[Saved data entries]
%%
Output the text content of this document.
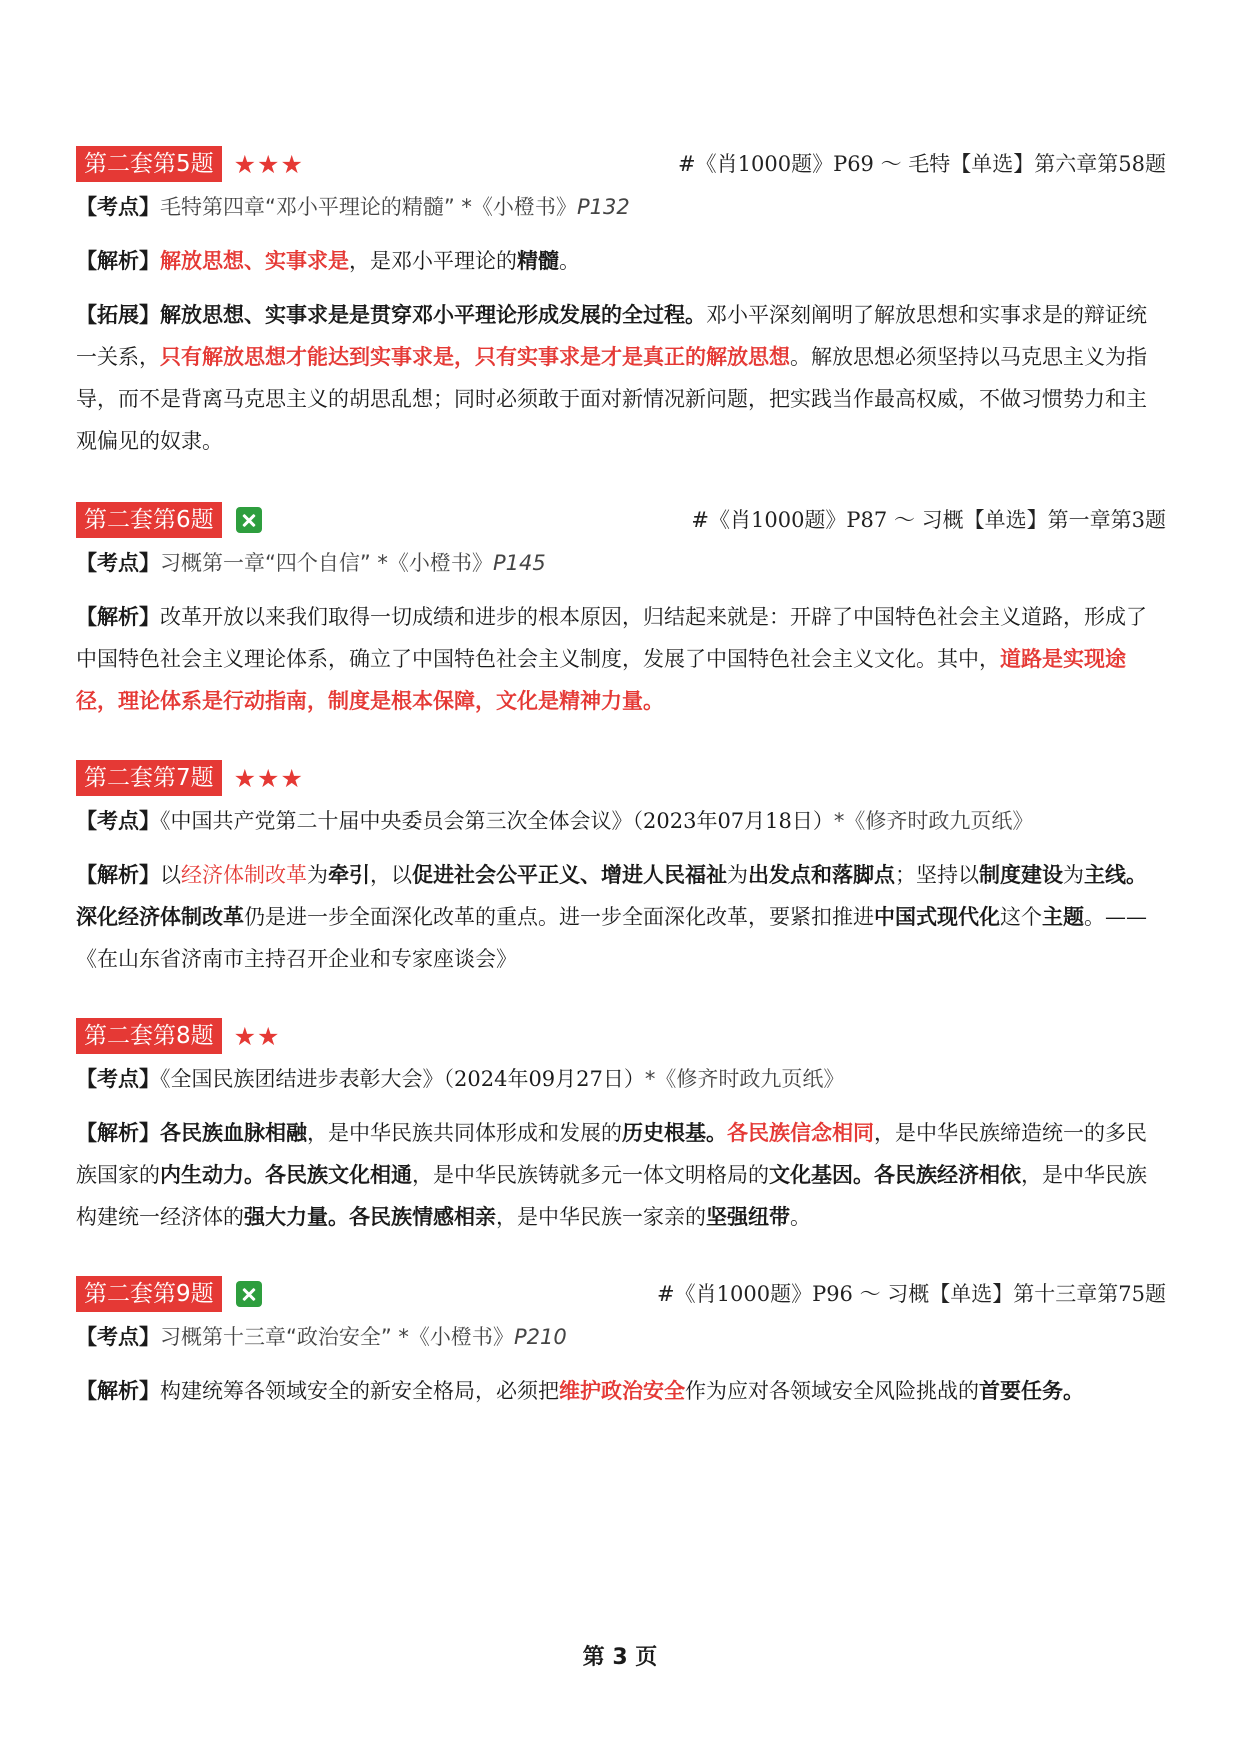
第二套第5题 ★★★	#《肖1000题》P69 ～ 毛特【单选】第六章第58题

【考点】毛特第四章“邓小平理论的精髓” *《小橙书》P132

【解析】解放思想、实事求是，是邓小平理论的精髓。

【拓展】解放思想、实事求是是贯穿邓小平理论形成发展的全过程。邓小平深刻阐明了解放思想和实事求是的辩证统一关系，只有解放思想才能达到实事求是，只有实事求是才是真正的解放思想。解放思想必须坚持以马克思主义为指导，而不是背离马克思主义的胡思乱想；同时必须敢于面对新情况新问题，把实践当作最高权威，不做习惯势力和主观偏见的奴隶。

第二套第6题	#《肖1000题》P87 ～ 习概【单选】第一章第3题

【考点】习概第一章“四个自信” *《小橙书》P145

【解析】改革开放以来我们取得一切成绩和进步的根本原因，归结起来就是：开辟了中国特色社会主义道路，形成了中国特色社会主义理论体系，确立了中国特色社会主义制度，发展了中国特色社会主义文化。其中，道路是实现途径，理论体系是行动指南，制度是根本保障，文化是精神力量。

第二套第7题 ★★★

【考点】《中国共产党第二十届中央委员会第三次全体会议》（2023年07月18日）*《修齐时政九页纸》

【解析】以经济体制改革为牵引，以促进社会公平正义、增进人民福祉为出发点和落脚点；坚持以制度建设为主线。深化经济体制改革仍是进一步全面深化改革的重点。进一步全面深化改革，要紧扣推进中国式现代化这个主题。——《在山东省济南市主持召开企业和专家座谈会》

第二套第8题 ★★

【考点】《全国民族团结进步表彰大会》（2024年09月27日）*《修齐时政九页纸》

【解析】各民族血脉相融，是中华民族共同体形成和发展的历史根基。各民族信念相同，是中华民族缔造统一的多民族国家的内生动力。各民族文化相通，是中华民族铸就多元一体文明格局的文化基因。各民族经济相依，是中华民族构建统一经济体的强大力量。各民族情感相亲，是中华民族一家亲的坚强纽带。

第二套第9题	#《肖1000题》P96 ～ 习概【单选】第十三章第75题

【考点】习概第十三章“政治安全” *《小橙书》P210

【解析】构建统筹各领域安全的新安全格局，必须把维护政治安全作为应对各领域安全风险挑战的首要任务。

第 3 页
%%
*Written exercise*
Repeat the listing in full and exactly. Do not include any images.

*Answer to this problem*
Output the text content of this document.
第二套第5题 ★★★	#《肖1000题》P69 ～ 毛特【单选】第六章第58题

【考点】毛特第四章“邓小平理论的精髓” *《小橙书》P132

【解析】解放思想、实事求是，是邓小平理论的精髓。

【拓展】解放思想、实事求是是贯穿邓小平理论形成发展的全过程。邓小平深刻阐明了解放思想和实事求是的辩证统一关系，只有解放思想才能达到实事求是，只有实事求是才是真正的解放思想。解放思想必须坚持以马克思主义为指导，而不是背离马克思主义的胡思乱想；同时必须敢于面对新情况新问题，把实践当作最高权威，不做习惯势力和主观偏见的奴隶。

第二套第6题	#《肖1000题》P87 ～ 习概【单选】第一章第3题

【考点】习概第一章“四个自信” *《小橙书》P145

【解析】改革开放以来我们取得一切成绩和进步的根本原因，归结起来就是：开辟了中国特色社会主义道路，形成了中国特色社会主义理论体系，确立了中国特色社会主义制度，发展了中国特色社会主义文化。其中，道路是实现途径，理论体系是行动指南，制度是根本保障，文化是精神力量。

第二套第7题 ★★★

【考点】《中国共产党第二十届中央委员会第三次全体会议》（2023年07月18日）*《修齐时政九页纸》

【解析】以经济体制改革为牵引，以促进社会公平正义、增进人民福祉为出发点和落脚点；坚持以制度建设为主线。深化经济体制改革仍是进一步全面深化改革的重点。进一步全面深化改革，要紧扣推进中国式现代化这个主题。——《在山东省济南市主持召开企业和专家座谈会》

第二套第8题 ★★

【考点】《全国民族团结进步表彰大会》（2024年09月27日）*《修齐时政九页纸》

【解析】各民族血脉相融，是中华民族共同体形成和发展的历史根基。各民族信念相同，是中华民族缔造统一的多民族国家的内生动力。各民族文化相通，是中华民族铸就多元一体文明格局的文化基因。各民族经济相依，是中华民族构建统一经济体的强大力量。各民族情感相亲，是中华民族一家亲的坚强纽带。

第二套第9题	#《肖1000题》P96 ～ 习概【单选】第十三章第75题

【考点】习概第十三章“政治安全” *《小橙书》P210

【解析】构建统筹各领域安全的新安全格局，必须把维护政治安全作为应对各领域安全风险挑战的首要任务。

第 3 页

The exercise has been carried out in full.